## Start DATASET EXTRACT

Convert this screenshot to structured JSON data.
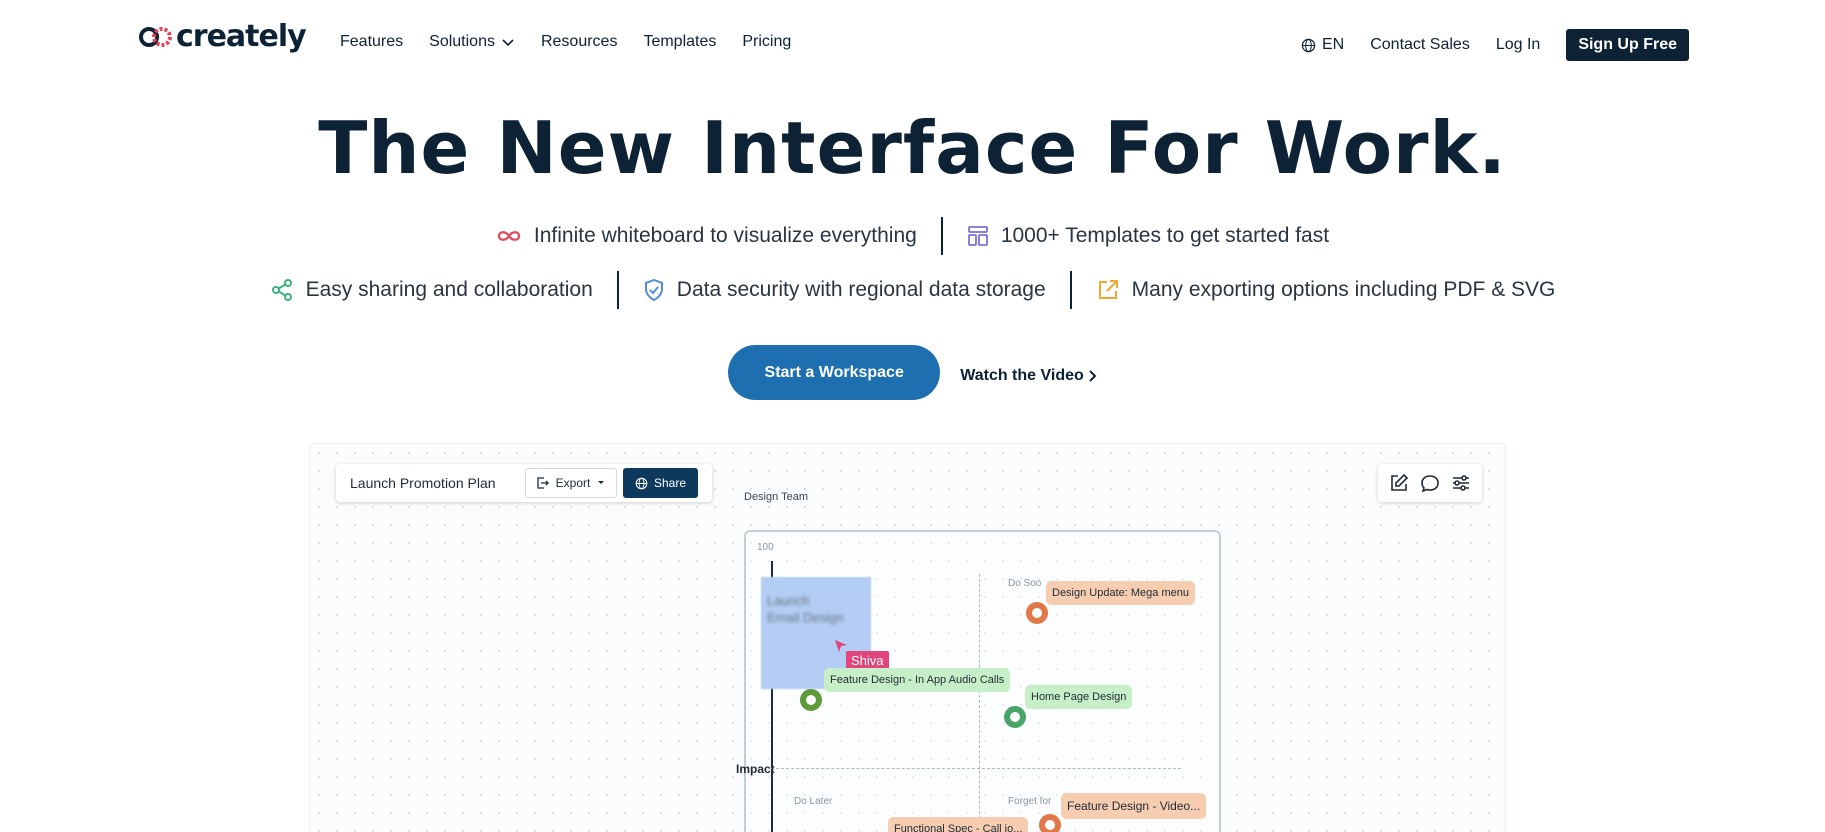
{
  "nav": {
    "logo_text": "creately",
    "links": [
      "Features",
      "Solutions",
      "Resources",
      "Templates",
      "Pricing"
    ],
    "language": "EN",
    "contact_sales": "Contact Sales",
    "login": "Log In",
    "signup": "Sign Up Free"
  },
  "hero": {
    "headline": "The New Interface For Work.",
    "features_row1": [
      {
        "icon": "infinity-icon",
        "text": "Infinite whiteboard to visualize everything",
        "color": "#e0455a"
      },
      {
        "icon": "templates-icon",
        "text": "1000+ Templates to get started fast",
        "color": "#7b6fd8"
      }
    ],
    "features_row2": [
      {
        "icon": "share-icon",
        "text": "Easy sharing and collaboration",
        "color": "#3bb27a"
      },
      {
        "icon": "shield-icon",
        "text": "Data security with regional data storage",
        "color": "#4f8fd8"
      },
      {
        "icon": "export-icon",
        "text": "Many exporting options including PDF & SVG",
        "color": "#f0a733"
      }
    ],
    "cta_primary": "Start a Workspace",
    "cta_video": "Watch the Video"
  },
  "preview": {
    "doc_title": "Launch Promotion Plan",
    "export_label": "Export",
    "share_label": "Share",
    "frame_label": "Design Team",
    "axis_max": "100",
    "axis_label": "Impact",
    "quadrants": {
      "top_right": "Do Soo",
      "bottom_left": "Do Later",
      "bottom_right": "Forget for"
    },
    "sticky_text_line1": "Launch",
    "sticky_text_line2": "Email Design",
    "cursor_user": "Shiva",
    "cards": [
      {
        "text": "Design Update: Mega menu",
        "color": "orange"
      },
      {
        "text": "Feature Design - In App Audio Calls",
        "color": "green"
      },
      {
        "text": "Home Page Design",
        "color": "green"
      },
      {
        "text": "Feature Design - Video...",
        "color": "orange"
      },
      {
        "text": "Functional Spec - Call jo...",
        "color": "orange"
      }
    ]
  }
}
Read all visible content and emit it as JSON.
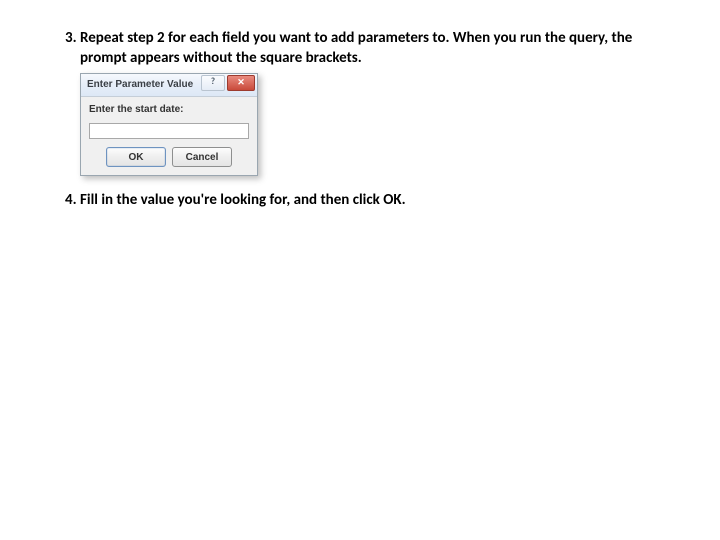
{
  "steps": {
    "s3": {
      "number": "3.",
      "text": "Repeat step 2 for each field you want to add parameters to. When you run the query, the prompt appears without the square brackets."
    },
    "s4": {
      "number": "4.",
      "text_a": "Fill in the value you're looking for, and then click ",
      "text_b": "OK",
      "text_c": "."
    }
  },
  "dialog": {
    "title": "Enter Parameter Value",
    "prompt": "Enter the start date:",
    "input_value": "",
    "ok": "OK",
    "cancel": "Cancel",
    "help_glyph": "?",
    "close_glyph": "✕"
  }
}
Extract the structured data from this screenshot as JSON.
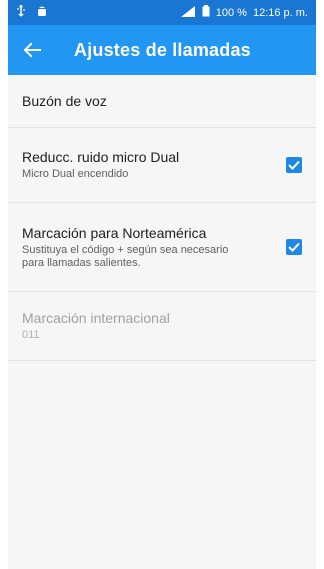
{
  "status_bar": {
    "battery": "100 %",
    "time": "12:16 p. m.",
    "icons": [
      "usb-icon",
      "android-icon",
      "signal-icon",
      "battery-icon"
    ]
  },
  "app_bar": {
    "title": "Ajustes de llamadas",
    "back_icon": "back-arrow-icon",
    "color": "#2196f3"
  },
  "settings": [
    {
      "title": "Buzón de voz",
      "subtitle": "",
      "checked": null,
      "enabled": true
    },
    {
      "title": "Reducc. ruido micro Dual",
      "subtitle": "Micro Dual encendido",
      "checked": true,
      "enabled": true
    },
    {
      "title": "Marcación para Norteamérica",
      "subtitle": "Sustituya el código + según sea necesario para llamadas salientes.",
      "checked": true,
      "enabled": true
    },
    {
      "title": "Marcación internacional",
      "subtitle": "011",
      "checked": null,
      "enabled": false
    }
  ],
  "accent_color": "#1e88e5"
}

## End DATASET EXTRACT

§ INSTRUCTIONS TO FOLLOW:
In the records above, how many lines contain the word "llamadas"? Give the number alone.

§ SOLUTION:
2